REQUIREMENT:
Your job is to retype all of the data word for word, leaving every image out.
>>
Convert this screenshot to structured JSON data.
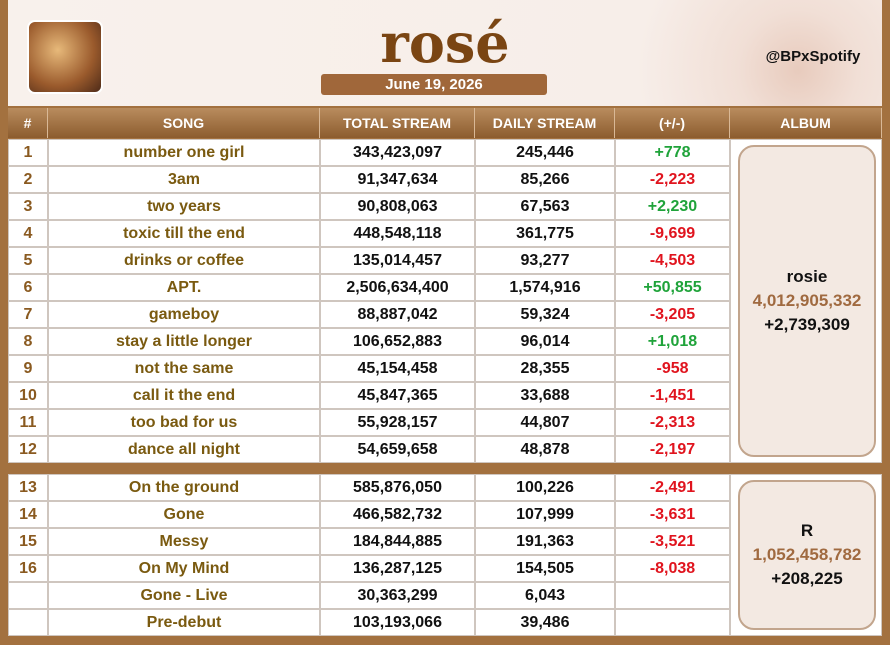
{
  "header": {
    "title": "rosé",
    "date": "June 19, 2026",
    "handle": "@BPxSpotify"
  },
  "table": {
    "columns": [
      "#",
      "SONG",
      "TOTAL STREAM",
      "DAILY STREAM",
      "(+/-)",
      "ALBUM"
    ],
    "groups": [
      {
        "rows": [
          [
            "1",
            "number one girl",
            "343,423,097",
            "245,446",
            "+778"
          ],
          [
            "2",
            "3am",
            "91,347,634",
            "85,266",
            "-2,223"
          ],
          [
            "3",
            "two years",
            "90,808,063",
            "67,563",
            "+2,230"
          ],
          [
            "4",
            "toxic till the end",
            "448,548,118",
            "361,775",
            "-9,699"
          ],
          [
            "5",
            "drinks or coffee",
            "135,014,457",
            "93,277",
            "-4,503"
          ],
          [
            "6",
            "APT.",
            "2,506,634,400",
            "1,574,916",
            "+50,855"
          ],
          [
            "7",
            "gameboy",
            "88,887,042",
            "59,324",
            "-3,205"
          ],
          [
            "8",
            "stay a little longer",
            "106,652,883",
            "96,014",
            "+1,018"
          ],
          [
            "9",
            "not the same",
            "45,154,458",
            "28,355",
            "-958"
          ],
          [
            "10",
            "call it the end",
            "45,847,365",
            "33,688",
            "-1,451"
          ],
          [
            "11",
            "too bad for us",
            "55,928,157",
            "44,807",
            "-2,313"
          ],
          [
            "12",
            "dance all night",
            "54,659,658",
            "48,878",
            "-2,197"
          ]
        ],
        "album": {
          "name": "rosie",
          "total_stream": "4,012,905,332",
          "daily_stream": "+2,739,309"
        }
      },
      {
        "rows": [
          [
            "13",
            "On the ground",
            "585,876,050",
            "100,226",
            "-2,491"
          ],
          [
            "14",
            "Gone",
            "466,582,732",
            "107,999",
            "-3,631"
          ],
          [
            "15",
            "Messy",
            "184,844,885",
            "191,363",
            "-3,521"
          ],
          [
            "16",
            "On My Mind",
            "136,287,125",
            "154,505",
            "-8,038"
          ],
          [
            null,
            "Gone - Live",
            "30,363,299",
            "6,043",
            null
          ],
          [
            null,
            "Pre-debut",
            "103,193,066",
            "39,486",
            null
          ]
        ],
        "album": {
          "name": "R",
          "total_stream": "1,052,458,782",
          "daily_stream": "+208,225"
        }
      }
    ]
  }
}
<<
RESPONSE FOR THIS EXERCISE:
Convert this screenshot to structured JSON data.
{
  "header": {
    "title": "rosé",
    "date": "June 19, 2026",
    "handle": "@BPxSpotify"
  },
  "table": {
    "columns": [
      "#",
      "SONG",
      "TOTAL STREAM",
      "DAILY STREAM",
      "(+/-)",
      "ALBUM"
    ],
    "groups": [
      {
        "rows": [
          [
            "1",
            "number one girl",
            "343,423,097",
            "245,446",
            "+778"
          ],
          [
            "2",
            "3am",
            "91,347,634",
            "85,266",
            "-2,223"
          ],
          [
            "3",
            "two years",
            "90,808,063",
            "67,563",
            "+2,230"
          ],
          [
            "4",
            "toxic till the end",
            "448,548,118",
            "361,775",
            "-9,699"
          ],
          [
            "5",
            "drinks or coffee",
            "135,014,457",
            "93,277",
            "-4,503"
          ],
          [
            "6",
            "APT.",
            "2,506,634,400",
            "1,574,916",
            "+50,855"
          ],
          [
            "7",
            "gameboy",
            "88,887,042",
            "59,324",
            "-3,205"
          ],
          [
            "8",
            "stay a little longer",
            "106,652,883",
            "96,014",
            "+1,018"
          ],
          [
            "9",
            "not the same",
            "45,154,458",
            "28,355",
            "-958"
          ],
          [
            "10",
            "call it the end",
            "45,847,365",
            "33,688",
            "-1,451"
          ],
          [
            "11",
            "too bad for us",
            "55,928,157",
            "44,807",
            "-2,313"
          ],
          [
            "12",
            "dance all night",
            "54,659,658",
            "48,878",
            "-2,197"
          ]
        ],
        "album": {
          "name": "rosie",
          "total_stream": "4,012,905,332",
          "daily_stream": "+2,739,309"
        }
      },
      {
        "rows": [
          [
            "13",
            "On the ground",
            "585,876,050",
            "100,226",
            "-2,491"
          ],
          [
            "14",
            "Gone",
            "466,582,732",
            "107,999",
            "-3,631"
          ],
          [
            "15",
            "Messy",
            "184,844,885",
            "191,363",
            "-3,521"
          ],
          [
            "16",
            "On My Mind",
            "136,287,125",
            "154,505",
            "-8,038"
          ],
          [
            null,
            "Gone - Live",
            "30,363,299",
            "6,043",
            null
          ],
          [
            null,
            "Pre-debut",
            "103,193,066",
            "39,486",
            null
          ]
        ],
        "album": {
          "name": "R",
          "total_stream": "1,052,458,782",
          "daily_stream": "+208,225"
        }
      }
    ]
  }
}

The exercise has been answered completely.